Source records
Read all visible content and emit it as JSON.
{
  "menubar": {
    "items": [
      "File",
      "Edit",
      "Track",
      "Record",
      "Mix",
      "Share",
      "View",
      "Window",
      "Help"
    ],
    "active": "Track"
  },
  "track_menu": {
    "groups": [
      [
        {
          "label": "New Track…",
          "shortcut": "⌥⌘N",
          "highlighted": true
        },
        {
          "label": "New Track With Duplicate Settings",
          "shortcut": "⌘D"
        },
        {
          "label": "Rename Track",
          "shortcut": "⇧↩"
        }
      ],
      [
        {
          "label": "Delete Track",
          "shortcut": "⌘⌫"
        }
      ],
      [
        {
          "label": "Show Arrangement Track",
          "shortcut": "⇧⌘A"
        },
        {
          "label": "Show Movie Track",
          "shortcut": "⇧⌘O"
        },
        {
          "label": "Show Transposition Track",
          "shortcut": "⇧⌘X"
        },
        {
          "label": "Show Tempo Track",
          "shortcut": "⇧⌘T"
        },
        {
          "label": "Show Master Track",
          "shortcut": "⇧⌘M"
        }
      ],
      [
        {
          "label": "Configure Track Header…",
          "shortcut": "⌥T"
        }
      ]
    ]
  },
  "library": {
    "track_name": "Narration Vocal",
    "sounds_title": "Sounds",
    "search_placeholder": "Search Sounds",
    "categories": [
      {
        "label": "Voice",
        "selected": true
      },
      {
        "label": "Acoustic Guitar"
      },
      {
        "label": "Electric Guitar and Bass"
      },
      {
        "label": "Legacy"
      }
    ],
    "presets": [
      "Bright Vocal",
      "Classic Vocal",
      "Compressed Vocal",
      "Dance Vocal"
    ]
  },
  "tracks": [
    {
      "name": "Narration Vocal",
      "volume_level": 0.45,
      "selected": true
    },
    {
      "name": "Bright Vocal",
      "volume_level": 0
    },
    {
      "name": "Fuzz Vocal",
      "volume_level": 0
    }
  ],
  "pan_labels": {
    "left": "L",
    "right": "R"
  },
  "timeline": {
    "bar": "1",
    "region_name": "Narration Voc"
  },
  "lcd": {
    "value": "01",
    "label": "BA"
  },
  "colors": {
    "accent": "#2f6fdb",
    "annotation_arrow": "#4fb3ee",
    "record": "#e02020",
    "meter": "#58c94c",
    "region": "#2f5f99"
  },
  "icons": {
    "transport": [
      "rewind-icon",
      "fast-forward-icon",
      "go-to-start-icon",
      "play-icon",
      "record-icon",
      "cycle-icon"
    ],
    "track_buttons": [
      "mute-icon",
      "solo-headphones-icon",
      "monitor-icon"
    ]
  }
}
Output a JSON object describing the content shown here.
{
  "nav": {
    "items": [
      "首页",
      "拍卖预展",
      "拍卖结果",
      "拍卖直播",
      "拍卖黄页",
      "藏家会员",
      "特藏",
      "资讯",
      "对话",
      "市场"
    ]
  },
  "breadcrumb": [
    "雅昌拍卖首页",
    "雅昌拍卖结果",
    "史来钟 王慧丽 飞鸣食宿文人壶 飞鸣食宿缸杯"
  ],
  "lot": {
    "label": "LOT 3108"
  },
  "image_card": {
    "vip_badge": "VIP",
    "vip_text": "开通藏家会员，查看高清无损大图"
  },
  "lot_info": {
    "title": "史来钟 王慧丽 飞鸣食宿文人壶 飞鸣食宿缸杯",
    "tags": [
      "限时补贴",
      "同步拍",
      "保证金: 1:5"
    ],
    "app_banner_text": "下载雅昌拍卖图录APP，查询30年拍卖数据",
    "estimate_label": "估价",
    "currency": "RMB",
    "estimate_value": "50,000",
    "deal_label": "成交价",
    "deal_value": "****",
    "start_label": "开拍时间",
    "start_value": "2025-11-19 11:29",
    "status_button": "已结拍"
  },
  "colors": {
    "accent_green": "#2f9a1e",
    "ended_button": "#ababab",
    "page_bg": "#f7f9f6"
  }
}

- _WHAT THE EXERCISE ASKS_: Please retype, exactly as written, every line from the line containing "Output a JSON" through the last line of the records above, including both of those lines, and nothing else.

- _CORRECT OUTPUT_:
Output a JSON object describing the content shown here.
{
  "nav": {
    "items": [
      "首页",
      "拍卖预展",
      "拍卖结果",
      "拍卖直播",
      "拍卖黄页",
      "藏家会员",
      "特藏",
      "资讯",
      "对话",
      "市场"
    ]
  },
  "breadcrumb": [
    "雅昌拍卖首页",
    "雅昌拍卖结果",
    "史来钟 王慧丽 飞鸣食宿文人壶 飞鸣食宿缸杯"
  ],
  "lot": {
    "label": "LOT 3108"
  },
  "image_card": {
    "vip_badge": "VIP",
    "vip_text": "开通藏家会员，查看高清无损大图"
  },
  "lot_info": {
    "title": "史来钟 王慧丽 飞鸣食宿文人壶 飞鸣食宿缸杯",
    "tags": [
      "限时补贴",
      "同步拍",
      "保证金: 1:5"
    ],
    "app_banner_text": "下载雅昌拍卖图录APP，查询30年拍卖数据",
    "estimate_label": "估价",
    "currency": "RMB",
    "estimate_value": "50,000",
    "deal_label": "成交价",
    "deal_value": "****",
    "start_label": "开拍时间",
    "start_value": "2025-11-19 11:29",
    "status_button": "已结拍"
  },
  "colors": {
    "accent_green": "#2f9a1e",
    "ended_button": "#ababab",
    "page_bg": "#f7f9f6"
  }
}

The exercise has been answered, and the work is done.